* **Goal**
Transcribe the entries below exactly; leave every image out.
----------
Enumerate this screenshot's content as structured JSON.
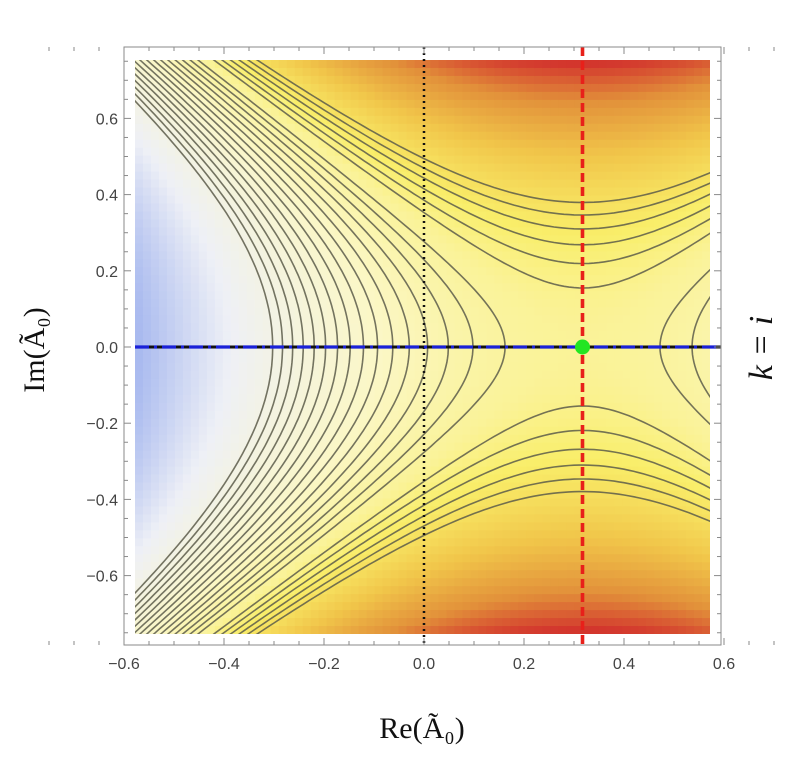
{
  "chart_data": {
    "type": "contour",
    "xlabel": "Re(Ã₀)",
    "ylabel": "Im(Ã₀)",
    "side_label": "k = i",
    "xlim": [
      -0.76,
      0.76
    ],
    "ylim": [
      -0.76,
      0.76
    ],
    "x_ticks": [
      -0.6,
      -0.4,
      -0.2,
      0.0,
      0.2,
      0.4,
      0.6
    ],
    "x_tick_labels": [
      "−0.6",
      "−0.4",
      "−0.2",
      "0.0",
      "0.2",
      "0.4",
      "0.6"
    ],
    "y_ticks": [
      0.6,
      0.4,
      0.2,
      0.0,
      -0.2,
      -0.4,
      -0.6
    ],
    "y_tick_labels": [
      "0.6",
      "0.4",
      "0.2",
      "0.0",
      "−0.2",
      "−0.4",
      "−0.6"
    ],
    "saddle_point": {
      "x": 0.317,
      "y": 0.0
    },
    "saddle_x": 0.317,
    "colormap": [
      "#2f56e6",
      "#9fb2ee",
      "#eef0f6",
      "#fbf7c6",
      "#f9ee6a",
      "#f1c64a",
      "#e2913a",
      "#d0252b"
    ],
    "lines": {
      "black_dotted_x": 0.0,
      "red_dashed_x": 0.317,
      "blue_dashdot_y": 0.0,
      "red_color": "#e8201a",
      "blue_color": "#1a21d8",
      "point_color": "#22e622"
    }
  }
}
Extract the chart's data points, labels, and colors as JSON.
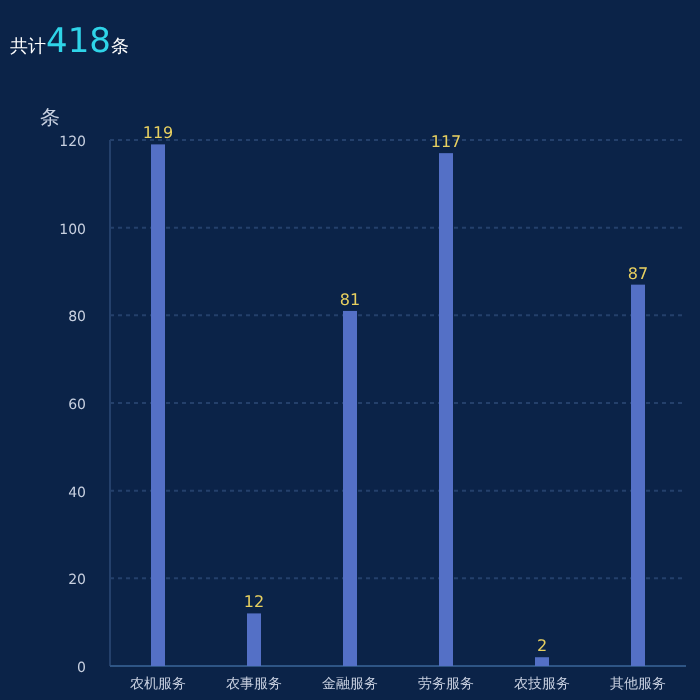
{
  "chart_data": {
    "type": "bar",
    "title": "共计418条",
    "ylabel": "条",
    "categories": [
      "农机服务",
      "农事服务",
      "金融服务",
      "劳务服务",
      "农技服务",
      "其他服务"
    ],
    "values": [
      119,
      12,
      81,
      117,
      2,
      87
    ],
    "color": "#5470c6",
    "ylim": [
      0,
      120
    ],
    "yticks": [
      0,
      20,
      40,
      60,
      80,
      100,
      120
    ],
    "grid": "y",
    "data_labels": true
  }
}
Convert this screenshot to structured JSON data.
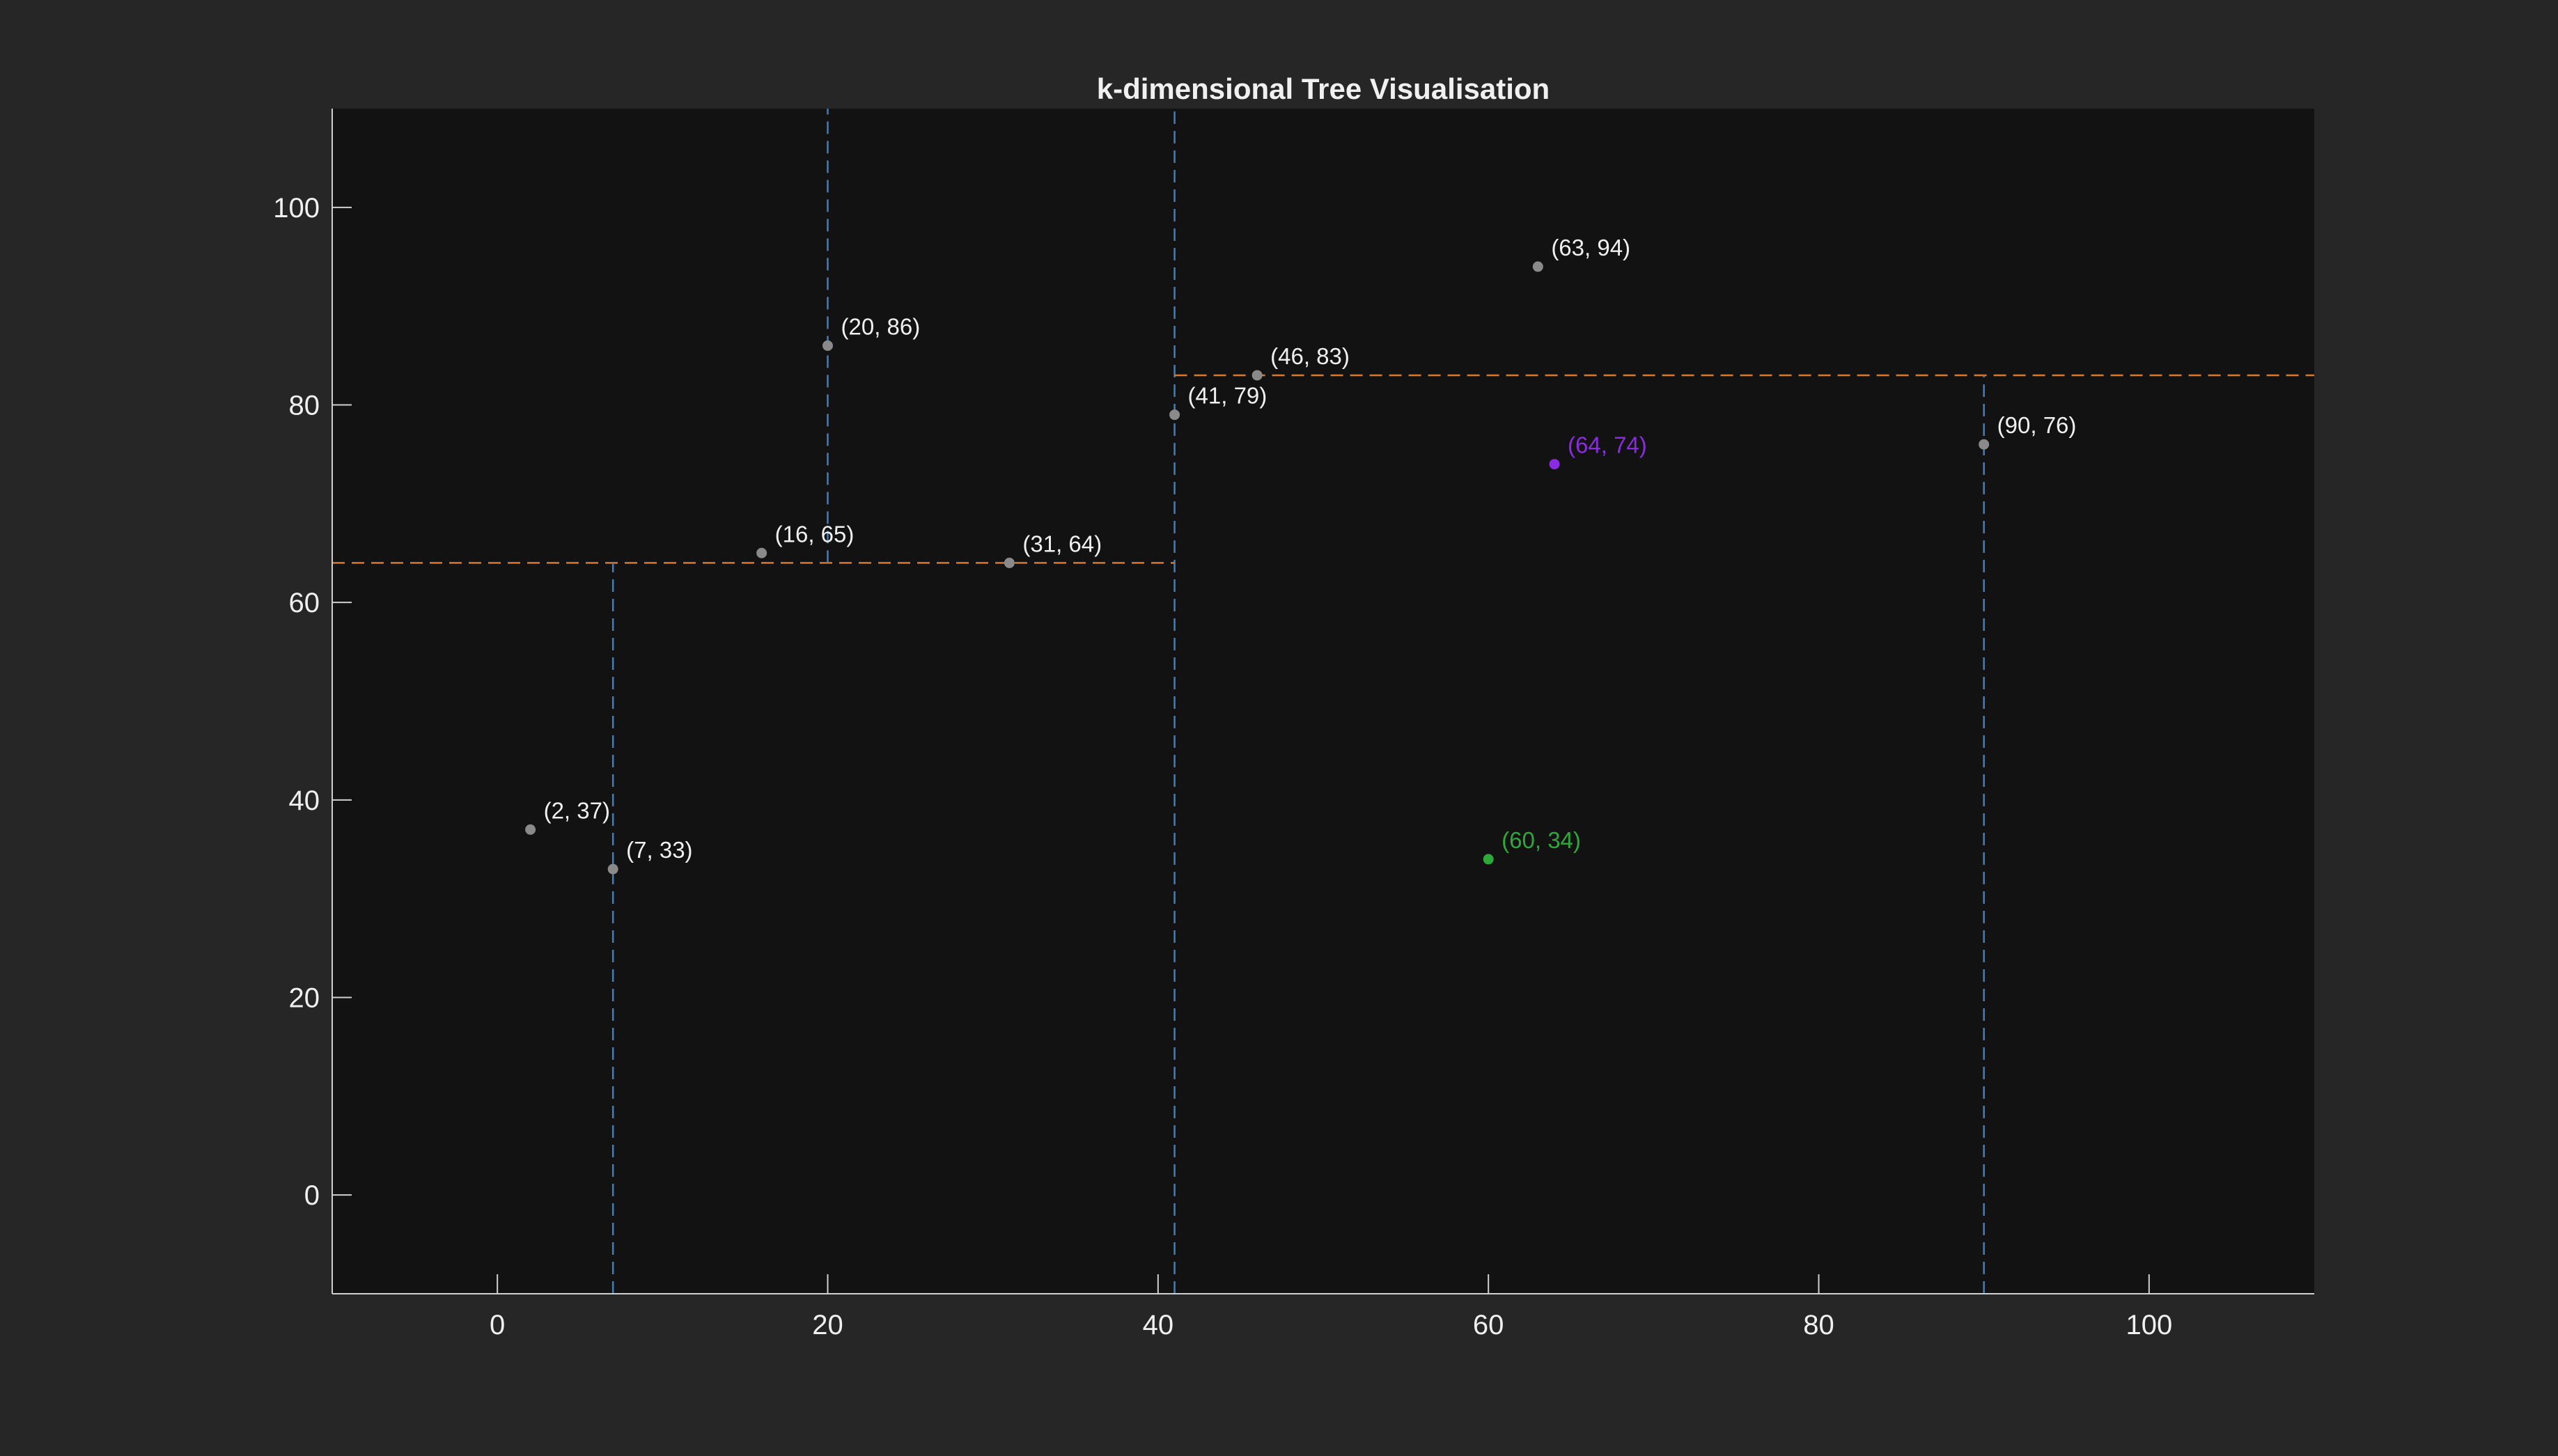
{
  "chart_data": {
    "type": "scatter",
    "title": "k-dimensional Tree Visualisation",
    "xlabel": "",
    "ylabel": "",
    "xlim": [
      -10,
      110
    ],
    "ylim": [
      -10,
      110
    ],
    "xticks": [
      0,
      20,
      40,
      60,
      80,
      100
    ],
    "yticks": [
      0,
      20,
      40,
      60,
      80,
      100
    ],
    "grid": false,
    "colors": {
      "background": "#262626",
      "axes_background": "#121212",
      "axis": "#cfcfcf",
      "text": "#f0f0f0",
      "point": "#8a8a8a",
      "split_x": "#3f7fbf",
      "split_y": "#d9782f",
      "query": "#2fa83a",
      "nearest": "#8a2be2"
    },
    "points": [
      {
        "x": 41,
        "y": 79,
        "label": "(41, 79)"
      },
      {
        "x": 31,
        "y": 64,
        "label": "(31, 64)"
      },
      {
        "x": 20,
        "y": 86,
        "label": "(20, 86)"
      },
      {
        "x": 16,
        "y": 65,
        "label": "(16, 65)"
      },
      {
        "x": 7,
        "y": 33,
        "label": "(7, 33)"
      },
      {
        "x": 2,
        "y": 37,
        "label": "(2, 37)"
      },
      {
        "x": 46,
        "y": 83,
        "label": "(46, 83)"
      },
      {
        "x": 90,
        "y": 76,
        "label": "(90, 76)"
      },
      {
        "x": 63,
        "y": 94,
        "label": "(63, 94)"
      }
    ],
    "query_point": {
      "x": 60,
      "y": 34,
      "label": "(60, 34)"
    },
    "nearest_point": {
      "x": 64,
      "y": 74,
      "label": "(64, 74)"
    },
    "splits": [
      {
        "axis": "x",
        "value": 41,
        "from": -10,
        "to": 110
      },
      {
        "axis": "y",
        "value": 64,
        "from": -10,
        "to": 41
      },
      {
        "axis": "x",
        "value": 20,
        "from": 64,
        "to": 110
      },
      {
        "axis": "x",
        "value": 7,
        "from": -10,
        "to": 64
      },
      {
        "axis": "y",
        "value": 83,
        "from": 41,
        "to": 110
      },
      {
        "axis": "x",
        "value": 90,
        "from": -10,
        "to": 83
      }
    ]
  }
}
----------
* **Result of the exercise**
Enumerate this screenshot's content as structured JSON.
{
  "chart_data": {
    "type": "contour",
    "xlabel": "Re(Ã₀)",
    "ylabel": "Im(Ã₀)",
    "side_label": "k = i",
    "xlim": [
      -0.76,
      0.76
    ],
    "ylim": [
      -0.76,
      0.76
    ],
    "x_ticks": [
      -0.6,
      -0.4,
      -0.2,
      0.0,
      0.2,
      0.4,
      0.6
    ],
    "x_tick_labels": [
      "−0.6",
      "−0.4",
      "−0.2",
      "0.0",
      "0.2",
      "0.4",
      "0.6"
    ],
    "y_ticks": [
      0.6,
      0.4,
      0.2,
      0.0,
      -0.2,
      -0.4,
      -0.6
    ],
    "y_tick_labels": [
      "0.6",
      "0.4",
      "0.2",
      "0.0",
      "−0.2",
      "−0.4",
      "−0.6"
    ],
    "saddle_point": {
      "x": 0.317,
      "y": 0.0
    },
    "saddle_x": 0.317,
    "colormap": [
      "#2f56e6",
      "#9fb2ee",
      "#eef0f6",
      "#fbf7c6",
      "#f9ee6a",
      "#f1c64a",
      "#e2913a",
      "#d0252b"
    ],
    "lines": {
      "black_dotted_x": 0.0,
      "red_dashed_x": 0.317,
      "blue_dashdot_y": 0.0,
      "red_color": "#e8201a",
      "blue_color": "#1a21d8",
      "point_color": "#22e622"
    }
  }
}
Extract the chart's data points, labels, and colors as JSON.
{
  "chart_data": {
    "type": "bar",
    "title": "共计418条",
    "ylabel": "条",
    "categories": [
      "农机服务",
      "农事服务",
      "金融服务",
      "劳务服务",
      "农技服务",
      "其他服务"
    ],
    "values": [
      119,
      12,
      81,
      117,
      2,
      87
    ],
    "color": "#5470c6",
    "ylim": [
      0,
      120
    ],
    "yticks": [
      0,
      20,
      40,
      60,
      80,
      100,
      120
    ],
    "grid": "y",
    "data_labels": true
  }
}
Convert this screenshot to structured JSON data.
{
  "chart_data": {
    "type": "scatter",
    "title": "k-dimensional Tree Visualisation",
    "xlabel": "",
    "ylabel": "",
    "xlim": [
      -10,
      110
    ],
    "ylim": [
      -10,
      110
    ],
    "xticks": [
      0,
      20,
      40,
      60,
      80,
      100
    ],
    "yticks": [
      0,
      20,
      40,
      60,
      80,
      100
    ],
    "grid": false,
    "colors": {
      "background": "#262626",
      "axes_background": "#121212",
      "axis": "#cfcfcf",
      "text": "#f0f0f0",
      "point": "#8a8a8a",
      "split_x": "#3f7fbf",
      "split_y": "#d9782f",
      "query": "#2fa83a",
      "nearest": "#8a2be2"
    },
    "points": [
      {
        "x": 41,
        "y": 79,
        "label": "(41, 79)"
      },
      {
        "x": 31,
        "y": 64,
        "label": "(31, 64)"
      },
      {
        "x": 20,
        "y": 86,
        "label": "(20, 86)"
      },
      {
        "x": 16,
        "y": 65,
        "label": "(16, 65)"
      },
      {
        "x": 7,
        "y": 33,
        "label": "(7, 33)"
      },
      {
        "x": 2,
        "y": 37,
        "label": "(2, 37)"
      },
      {
        "x": 46,
        "y": 83,
        "label": "(46, 83)"
      },
      {
        "x": 90,
        "y": 76,
        "label": "(90, 76)"
      },
      {
        "x": 63,
        "y": 94,
        "label": "(63, 94)"
      }
    ],
    "query_point": {
      "x": 60,
      "y": 34,
      "label": "(60, 34)"
    },
    "nearest_point": {
      "x": 64,
      "y": 74,
      "label": "(64, 74)"
    },
    "splits": [
      {
        "axis": "x",
        "value": 41,
        "from": -10,
        "to": 110
      },
      {
        "axis": "y",
        "value": 64,
        "from": -10,
        "to": 41
      },
      {
        "axis": "x",
        "value": 20,
        "from": 64,
        "to": 110
      },
      {
        "axis": "x",
        "value": 7,
        "from": -10,
        "to": 64
      },
      {
        "axis": "y",
        "value": 83,
        "from": 41,
        "to": 110
      },
      {
        "axis": "x",
        "value": 90,
        "from": -10,
        "to": 83
      }
    ]
  }
}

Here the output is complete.